◆ Exercises to complete:
#1 In the TCK testing notes, repeat the text starting at "Creating a FAT" and ending at "builds to fail.".
#2 In the TCK testing notes, rewrite the paragraph that begins "Note that you need to set the test mode" so it is shorter but keeps its main facts.
#3 Resume the TCK testing notes after their last sentence and continue writing them.

Excerpted passage section start

See http://was.pok.ibm.com/xwiki/bin/view/Liberty/Test-FAT#HLitevsFullvsQuarantinemodes for more details.

Controlling Libraries From The Command Line During Construction

You can prototype the TCK directly with a command line that looks like the one the java JUnit testcase generates. For example:

cd ...fat_tck/publish/tckRunner/tck

mvn clean test -Dwlp=/libertyGit/open-liberty/dev/build.image/wlp -Dtck_server=FATServer -Dtck_port=8010 -DtargetDirectory=/libertyGit/open-liberty/dev/com.ibm.ws.microprofile.faulttolerance_fat_tck/build/libs/autoFVT/results/tck -Dcom.ibm.websphere.org.eclipse.microprofile.faulttolerance=/libertyGit/open-liberty/dev/build.image/wlp/dev/api/stable/com.ibm.websphere.org.eclipse.microprofile.faulttolerance.1.0_1.0.18.jar -Dcom.ibm.ws.microprofile.faulttolerance=/libertyGit/open-liberty/dev/build.image/wlp/lib/com.ibm.ws.microprofile.faulttolerance_1.0.18.jar -Dcom.ibm.ws.microprofile.config=/libertyGit/open-liberty/dev/build.image/wlp/lib/com.ibm.ws.microprofile.config_1.0.18.jar -Dcom.ibm.ws.microprofile.config.cdi=/libertyGit/open-liberty/dev/build.image/wlp/lib/com.ibm.ws.microprofile.config.cdi_1.0.18.jar -Dcom.ibm.ws.microprofile.faulttolerance.cdi=/libertyGit/open-liberty/dev/build.image/wlp/lib/com.ibm.ws.microprofile.faulttolerance.cdi_1.0.18.jar -Dcom.ibm.websphere.org.eclipse.microprofile.config=/libertyGit/open-liberty/dev/build.image/wlp/dev/api/stable/com.ibm.websphere.org.eclipse.microprofile.config.1.1_1.2.18.jar -DsuiteXmlFile=tck-suite.xml

Creating a FAT bucket to Dynamically Download a TCK Branch From Git

The PR https://github.com/OpenLiberty/open-liberty/pull/2818 creates a FAT bucket that firstly downloads a branch of the TCK from github before run

It can be run with

./gradlew -Dfat.test.mode=experimental com.ibm.ws.microprofile.faulttolerance_git_fat_tck:buildandrun
./gradlew -Dfat.test.mode=experimental -Dbranch=emily_ft com.ibm.ws.microprofile.faulttolerance_git_fat_tck:buildandrun

Note that you need to set the test mode to experimental. This is to protect from an external party from adding a test that does not pass to the release branch and then that test causing Liberty builds to fail.

Excerpted passage section end
Information shown section start

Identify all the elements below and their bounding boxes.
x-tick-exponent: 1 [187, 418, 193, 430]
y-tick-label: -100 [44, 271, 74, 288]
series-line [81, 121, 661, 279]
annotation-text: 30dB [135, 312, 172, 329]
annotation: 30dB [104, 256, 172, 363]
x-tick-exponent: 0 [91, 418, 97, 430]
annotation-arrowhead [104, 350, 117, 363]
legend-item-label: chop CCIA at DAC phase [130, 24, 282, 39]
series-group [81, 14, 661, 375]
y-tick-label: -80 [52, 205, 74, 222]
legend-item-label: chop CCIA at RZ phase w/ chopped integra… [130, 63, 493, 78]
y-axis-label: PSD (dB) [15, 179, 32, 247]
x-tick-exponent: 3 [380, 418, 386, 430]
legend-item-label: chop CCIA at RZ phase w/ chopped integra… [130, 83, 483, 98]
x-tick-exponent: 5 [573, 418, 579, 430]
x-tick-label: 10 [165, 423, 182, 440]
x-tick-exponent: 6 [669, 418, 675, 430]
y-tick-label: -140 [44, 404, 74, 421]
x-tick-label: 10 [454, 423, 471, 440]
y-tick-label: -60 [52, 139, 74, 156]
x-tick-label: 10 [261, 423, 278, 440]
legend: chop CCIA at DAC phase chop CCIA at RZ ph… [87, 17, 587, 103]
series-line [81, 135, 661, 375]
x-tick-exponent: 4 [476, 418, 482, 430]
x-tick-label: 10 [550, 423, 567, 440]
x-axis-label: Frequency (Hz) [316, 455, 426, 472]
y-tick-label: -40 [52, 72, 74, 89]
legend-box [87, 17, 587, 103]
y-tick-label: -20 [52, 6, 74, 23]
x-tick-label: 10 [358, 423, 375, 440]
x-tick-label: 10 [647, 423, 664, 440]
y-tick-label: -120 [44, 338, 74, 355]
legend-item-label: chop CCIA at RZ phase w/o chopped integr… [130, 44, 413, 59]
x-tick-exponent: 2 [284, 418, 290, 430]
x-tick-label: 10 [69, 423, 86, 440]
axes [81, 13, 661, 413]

Information shown section end

◆ Per-task outputs:
#1
Creating a FAT bucket to Dynamically Download a TCK Branch From Git

The PR https://github.com/OpenLiberty/open-liberty/pull/2818 creates a FAT bucket that firstly downloads a branch of the TCK from github before run

It can be run with

./gradlew -Dfat.test.mode=experimental com.ibm.ws.microprofile.faulttolerance_git_fat_tck:buildandrun
./gradlew -Dfat.test.mode=experimental -Dbranch=emily_ft com.ibm.ws.microprofile.faulttolerance_git_fat_tck:buildandrun

Note that you need to set the test mode to experimental. This is to protect from an external party from adding a test that does not pass to the release branch and then that test causing Liberty builds to fail.

#2 The test mode must be set to experimental. This keeps an outside party from adding a failing test to the release branch and causing Liberty builds to fail.

#3
The command line can take the following parameters:

-Dbranch=emily_ft     // This is the branch that gets downloaded
-Dimpl.version=       // This is poked into the regex that looks for Jars
                      // like "com.ibm.websphere.org.eclipse.microprofile.[impl.version]"
                      // to find com.ibm.websphere.org.eclipse.microprofile.faulttolerance.1.0_1.0.20.jar
-Dapi.version=        // This can be used to override the tckRunner's pom.xml api dependancy version  
-Dtck.version=        // This can be used to override the tckRunner's pom.xml tck dependancy version
-DsuiteXmlFile=       // This can be used for custom test suite files like a standard TCK runner.

Jakarta

For JakartaEE9 doc see https://github.com/OpenLiberty/liberty-arquillian/blob/master/liberty-managed/JakartaEE9_README.md

Limitations

Currently due to a limitations in the FeatureDependencyProcessor that checks server.xml files we don't dynamically change the feature in server.xml.

Manually Running A TCK Locally From A Non Released Branch or Version

The method to run a prototype or unreleased version of a TCK is as follows:

1.Get hold of the TCK by cloning the git repo that contains it. 2.Modify your tests to fit your requirements 3.Optionally change the version in -project-/tck/pom.xml (you might need to add a version element if the pom references a parent as by default versions can be omitted in that case) 4. mvn clean install to get the TCK test into your local repo. (mvn clean install | grep -i Installing is useful) 5. Go to the open libery FAT as TCK project edit -project-/publish/tckRunner/tck/pom.xml 6. Search for the equivalent of:

<dependency>
            <groupId>org.eclipse.microprofile.config</groupId>
            <artifactId>microprofile-config-tck</artifactId>
            <version>${microprofile.config.version}</version>
</dependency>
and edit the version number to match what you did in step 3 above.

7.This will probably work if you have not changed the package names but you can check the tck-suite.xml file in -project-/publish/tckRunner/tck/ to check it will reference your new classes. 8.Run the FAT TCK as normal.